▶ [PROBLEM TO SOLVE]: Output the lines that follow exactly as they are.
___ EXERCISE INPUT ___
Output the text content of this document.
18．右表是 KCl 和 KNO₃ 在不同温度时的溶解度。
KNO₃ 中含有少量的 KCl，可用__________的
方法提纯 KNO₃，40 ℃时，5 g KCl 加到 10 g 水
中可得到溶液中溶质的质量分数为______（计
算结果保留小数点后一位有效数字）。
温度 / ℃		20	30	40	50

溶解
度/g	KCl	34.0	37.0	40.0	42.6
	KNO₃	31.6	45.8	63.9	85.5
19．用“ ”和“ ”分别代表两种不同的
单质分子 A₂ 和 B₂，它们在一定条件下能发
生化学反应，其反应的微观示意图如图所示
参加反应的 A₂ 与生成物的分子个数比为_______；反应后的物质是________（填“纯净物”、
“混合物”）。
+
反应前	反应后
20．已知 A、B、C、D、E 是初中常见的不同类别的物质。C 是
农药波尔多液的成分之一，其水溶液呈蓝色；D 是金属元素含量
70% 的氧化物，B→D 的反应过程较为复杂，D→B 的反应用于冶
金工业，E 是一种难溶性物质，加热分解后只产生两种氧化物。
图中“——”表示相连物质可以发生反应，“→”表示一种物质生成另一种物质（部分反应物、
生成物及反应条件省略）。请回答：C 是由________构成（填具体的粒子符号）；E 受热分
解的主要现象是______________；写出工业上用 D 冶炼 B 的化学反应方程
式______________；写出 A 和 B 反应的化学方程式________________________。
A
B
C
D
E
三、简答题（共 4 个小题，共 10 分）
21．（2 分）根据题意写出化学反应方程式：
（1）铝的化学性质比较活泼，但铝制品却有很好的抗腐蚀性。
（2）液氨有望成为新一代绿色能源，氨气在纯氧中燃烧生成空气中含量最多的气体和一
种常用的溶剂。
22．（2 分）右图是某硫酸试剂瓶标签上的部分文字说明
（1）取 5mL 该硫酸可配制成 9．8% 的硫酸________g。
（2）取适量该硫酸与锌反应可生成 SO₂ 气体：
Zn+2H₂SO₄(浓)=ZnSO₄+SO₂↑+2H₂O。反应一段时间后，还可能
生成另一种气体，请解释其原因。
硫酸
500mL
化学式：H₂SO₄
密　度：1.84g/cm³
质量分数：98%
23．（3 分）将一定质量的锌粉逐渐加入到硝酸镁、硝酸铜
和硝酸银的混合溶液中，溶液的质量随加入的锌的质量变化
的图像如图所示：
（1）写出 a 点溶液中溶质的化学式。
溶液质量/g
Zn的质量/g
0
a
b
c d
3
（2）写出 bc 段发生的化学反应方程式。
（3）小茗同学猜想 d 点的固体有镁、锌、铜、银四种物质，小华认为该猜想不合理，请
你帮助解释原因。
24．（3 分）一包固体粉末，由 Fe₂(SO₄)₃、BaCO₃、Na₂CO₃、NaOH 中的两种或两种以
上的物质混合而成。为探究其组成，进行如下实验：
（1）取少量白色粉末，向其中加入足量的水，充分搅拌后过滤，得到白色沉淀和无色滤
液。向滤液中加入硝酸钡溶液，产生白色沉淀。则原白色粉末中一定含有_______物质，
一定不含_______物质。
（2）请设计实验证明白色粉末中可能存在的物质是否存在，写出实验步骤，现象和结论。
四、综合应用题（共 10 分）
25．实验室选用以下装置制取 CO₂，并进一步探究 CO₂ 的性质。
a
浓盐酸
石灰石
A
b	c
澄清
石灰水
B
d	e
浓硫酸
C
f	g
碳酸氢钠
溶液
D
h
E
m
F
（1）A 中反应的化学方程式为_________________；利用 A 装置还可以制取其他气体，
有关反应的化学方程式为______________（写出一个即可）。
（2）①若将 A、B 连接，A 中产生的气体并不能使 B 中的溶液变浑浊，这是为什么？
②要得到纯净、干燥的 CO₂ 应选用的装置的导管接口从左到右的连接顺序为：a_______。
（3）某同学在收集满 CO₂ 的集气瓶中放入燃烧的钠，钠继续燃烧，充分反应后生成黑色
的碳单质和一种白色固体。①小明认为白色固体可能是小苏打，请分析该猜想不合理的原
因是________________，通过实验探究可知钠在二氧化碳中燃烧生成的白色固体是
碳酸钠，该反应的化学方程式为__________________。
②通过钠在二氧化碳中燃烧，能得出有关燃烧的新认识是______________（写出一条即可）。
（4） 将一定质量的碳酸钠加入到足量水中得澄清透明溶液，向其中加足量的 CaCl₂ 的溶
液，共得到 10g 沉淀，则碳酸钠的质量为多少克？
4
___
▶ [EXERCISE RESULT]:
Output the text content of this document.
18．右表是 KCl 和 KNO₃ 在不同温度时的溶解度。
KNO₃ 中含有少量的 KCl，可用__________的
方法提纯 KNO₃，40 ℃时，5 g KCl 加到 10 g 水
中可得到溶液中溶质的质量分数为______（计
算结果保留小数点后一位有效数字）。
温度 / ℃		20	30	40	50

溶解
度/g	KCl	34.0	37.0	40.0	42.6
	KNO₃	31.6	45.8	63.9	85.5
19．用“ ”和“ ”分别代表两种不同的
单质分子 A₂ 和 B₂，它们在一定条件下能发
生化学反应，其反应的微观示意图如图所示
参加反应的 A₂ 与生成物的分子个数比为_______；反应后的物质是________（填“纯净物”、
“混合物”）。
+
反应前	反应后
20．已知 A、B、C、D、E 是初中常见的不同类别的物质。C 是
农药波尔多液的成分之一，其水溶液呈蓝色；D 是金属元素含量
70% 的氧化物，B→D 的反应过程较为复杂，D→B 的反应用于冶
金工业，E 是一种难溶性物质，加热分解后只产生两种氧化物。
图中“——”表示相连物质可以发生反应，“→”表示一种物质生成另一种物质（部分反应物、
生成物及反应条件省略）。请回答：C 是由________构成（填具体的粒子符号）；E 受热分
解的主要现象是______________；写出工业上用 D 冶炼 B 的化学反应方程
式______________；写出 A 和 B 反应的化学方程式________________________。
A
B
C
D
E
三、简答题（共 4 个小题，共 10 分）
21．（2 分）根据题意写出化学反应方程式：
（1）铝的化学性质比较活泼，但铝制品却有很好的抗腐蚀性。
（2）液氨有望成为新一代绿色能源，氨气在纯氧中燃烧生成空气中含量最多的气体和一
种常用的溶剂。
22．（2 分）右图是某硫酸试剂瓶标签上的部分文字说明
（1）取 5mL 该硫酸可配制成 9．8% 的硫酸________g。
（2）取适量该硫酸与锌反应可生成 SO₂ 气体：
Zn+2H₂SO₄(浓)=ZnSO₄+SO₂↑+2H₂O。反应一段时间后，还可能
生成另一种气体，请解释其原因。
硫酸
500mL
化学式：H₂SO₄
密　度：1.84g/cm³
质量分数：98%
23．（3 分）将一定质量的锌粉逐渐加入到硝酸镁、硝酸铜
和硝酸银的混合溶液中，溶液的质量随加入的锌的质量变化
的图像如图所示：
（1）写出 a 点溶液中溶质的化学式。
溶液质量/g
Zn的质量/g
0
a
b
c d
3
（2）写出 bc 段发生的化学反应方程式。
（3）小茗同学猜想 d 点的固体有镁、锌、铜、银四种物质，小华认为该猜想不合理，请
你帮助解释原因。
24．（3 分）一包固体粉末，由 Fe₂(SO₄)₃、BaCO₃、Na₂CO₃、NaOH 中的两种或两种以
上的物质混合而成。为探究其组成，进行如下实验：
（1）取少量白色粉末，向其中加入足量的水，充分搅拌后过滤，得到白色沉淀和无色滤
液。向滤液中加入硝酸钡溶液，产生白色沉淀。则原白色粉末中一定含有_______物质，
一定不含_______物质。
（2）请设计实验证明白色粉末中可能存在的物质是否存在，写出实验步骤，现象和结论。
四、综合应用题（共 10 分）
25．实验室选用以下装置制取 CO₂，并进一步探究 CO₂ 的性质。
a
浓盐酸
石灰石
A
b	c
澄清
石灰水
B
d	e
浓硫酸
C
f	g
碳酸氢钠
溶液
D
h
E
m
F
（1）A 中反应的化学方程式为_________________；利用 A 装置还可以制取其他气体，
有关反应的化学方程式为______________（写出一个即可）。
（2）①若将 A、B 连接，A 中产生的气体并不能使 B 中的溶液变浑浊，这是为什么？
②要得到纯净、干燥的 CO₂ 应选用的装置的导管接口从左到右的连接顺序为：a_______。
（3）某同学在收集满 CO₂ 的集气瓶中放入燃烧的钠，钠继续燃烧，充分反应后生成黑色
的碳单质和一种白色固体。①小明认为白色固体可能是小苏打，请分析该猜想不合理的原
因是________________，通过实验探究可知钠在二氧化碳中燃烧生成的白色固体是
碳酸钠，该反应的化学方程式为__________________。
②通过钠在二氧化碳中燃烧，能得出有关燃烧的新认识是______________（写出一条即可）。
（4） 将一定质量的碳酸钠加入到足量水中得澄清透明溶液，向其中加足量的 CaCl₂ 的溶
液，共得到 10g 沉淀，则碳酸钠的质量为多少克？
4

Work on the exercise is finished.